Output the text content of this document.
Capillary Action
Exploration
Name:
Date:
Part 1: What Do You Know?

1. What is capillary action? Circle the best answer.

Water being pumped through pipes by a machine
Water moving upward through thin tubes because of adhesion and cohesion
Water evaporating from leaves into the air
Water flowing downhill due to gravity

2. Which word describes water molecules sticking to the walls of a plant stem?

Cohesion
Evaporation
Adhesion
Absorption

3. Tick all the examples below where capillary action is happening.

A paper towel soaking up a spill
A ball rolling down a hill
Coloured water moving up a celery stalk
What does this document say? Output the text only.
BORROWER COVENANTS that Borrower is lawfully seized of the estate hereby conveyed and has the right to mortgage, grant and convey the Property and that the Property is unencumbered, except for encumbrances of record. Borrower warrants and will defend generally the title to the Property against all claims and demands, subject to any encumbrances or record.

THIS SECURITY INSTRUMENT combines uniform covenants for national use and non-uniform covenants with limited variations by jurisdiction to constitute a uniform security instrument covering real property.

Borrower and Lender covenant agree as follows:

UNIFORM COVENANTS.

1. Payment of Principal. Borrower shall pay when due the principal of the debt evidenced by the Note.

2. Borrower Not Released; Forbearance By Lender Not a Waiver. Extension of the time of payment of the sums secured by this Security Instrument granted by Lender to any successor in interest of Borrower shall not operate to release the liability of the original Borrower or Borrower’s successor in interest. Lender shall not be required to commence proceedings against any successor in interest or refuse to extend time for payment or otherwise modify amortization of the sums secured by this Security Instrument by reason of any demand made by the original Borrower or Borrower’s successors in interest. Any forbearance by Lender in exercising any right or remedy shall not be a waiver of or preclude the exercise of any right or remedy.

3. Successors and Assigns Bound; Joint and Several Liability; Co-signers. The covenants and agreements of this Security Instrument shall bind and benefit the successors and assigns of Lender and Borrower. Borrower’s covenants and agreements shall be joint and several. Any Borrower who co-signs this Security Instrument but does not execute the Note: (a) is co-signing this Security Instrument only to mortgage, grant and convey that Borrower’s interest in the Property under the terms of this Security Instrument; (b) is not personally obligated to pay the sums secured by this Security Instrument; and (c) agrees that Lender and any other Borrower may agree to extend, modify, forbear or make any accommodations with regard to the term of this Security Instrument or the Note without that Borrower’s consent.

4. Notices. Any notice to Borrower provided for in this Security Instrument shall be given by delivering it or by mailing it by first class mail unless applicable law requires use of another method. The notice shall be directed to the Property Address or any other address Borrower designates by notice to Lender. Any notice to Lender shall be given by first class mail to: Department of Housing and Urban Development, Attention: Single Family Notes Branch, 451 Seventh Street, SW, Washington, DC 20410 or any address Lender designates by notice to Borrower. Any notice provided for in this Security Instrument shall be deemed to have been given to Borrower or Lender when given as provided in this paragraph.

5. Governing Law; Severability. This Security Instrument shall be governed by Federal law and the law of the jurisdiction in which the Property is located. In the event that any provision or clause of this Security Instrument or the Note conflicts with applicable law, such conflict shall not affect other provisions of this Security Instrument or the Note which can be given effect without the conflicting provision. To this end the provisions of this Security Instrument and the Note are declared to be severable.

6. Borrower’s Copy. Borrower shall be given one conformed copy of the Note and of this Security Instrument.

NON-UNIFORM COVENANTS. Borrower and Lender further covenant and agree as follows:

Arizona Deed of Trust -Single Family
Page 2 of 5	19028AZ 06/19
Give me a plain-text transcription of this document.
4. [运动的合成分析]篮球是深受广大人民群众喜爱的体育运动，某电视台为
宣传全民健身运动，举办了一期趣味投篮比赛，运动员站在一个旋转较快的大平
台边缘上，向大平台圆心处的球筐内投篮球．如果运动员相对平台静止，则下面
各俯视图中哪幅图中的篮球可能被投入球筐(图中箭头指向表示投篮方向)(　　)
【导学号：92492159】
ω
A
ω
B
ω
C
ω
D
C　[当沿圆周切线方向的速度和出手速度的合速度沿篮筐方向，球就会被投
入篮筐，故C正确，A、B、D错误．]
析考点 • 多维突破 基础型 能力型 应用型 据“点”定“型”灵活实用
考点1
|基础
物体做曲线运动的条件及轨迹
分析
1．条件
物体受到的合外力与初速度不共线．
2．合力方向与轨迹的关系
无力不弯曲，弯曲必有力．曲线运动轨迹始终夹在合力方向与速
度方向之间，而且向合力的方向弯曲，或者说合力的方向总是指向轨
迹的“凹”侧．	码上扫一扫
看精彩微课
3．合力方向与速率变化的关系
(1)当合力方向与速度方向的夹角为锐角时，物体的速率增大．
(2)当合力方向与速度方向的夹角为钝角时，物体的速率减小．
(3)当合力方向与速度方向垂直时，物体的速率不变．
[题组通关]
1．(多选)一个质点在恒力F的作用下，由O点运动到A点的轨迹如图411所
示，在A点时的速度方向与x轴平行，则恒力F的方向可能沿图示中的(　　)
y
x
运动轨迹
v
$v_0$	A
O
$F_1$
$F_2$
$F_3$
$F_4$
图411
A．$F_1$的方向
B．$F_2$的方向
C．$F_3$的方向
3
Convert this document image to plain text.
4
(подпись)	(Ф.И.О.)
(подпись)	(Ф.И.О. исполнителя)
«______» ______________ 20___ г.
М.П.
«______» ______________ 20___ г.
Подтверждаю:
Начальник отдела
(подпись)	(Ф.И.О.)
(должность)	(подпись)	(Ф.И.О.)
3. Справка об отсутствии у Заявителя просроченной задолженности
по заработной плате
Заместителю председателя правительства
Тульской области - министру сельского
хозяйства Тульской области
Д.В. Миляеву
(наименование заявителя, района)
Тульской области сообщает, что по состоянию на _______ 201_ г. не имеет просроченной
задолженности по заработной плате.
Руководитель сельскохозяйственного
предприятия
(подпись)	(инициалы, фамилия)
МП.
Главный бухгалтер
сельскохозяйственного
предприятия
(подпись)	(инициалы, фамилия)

────────

▶ _Exercise directions_:
Whenever "document" turns up in a line, pick that line out.

▶ _Result for this exercise_:
Output the text content of this document.
What does this document say? Output the text only.
Give me a plain-text transcription of this document.
Convert this document image to plain text.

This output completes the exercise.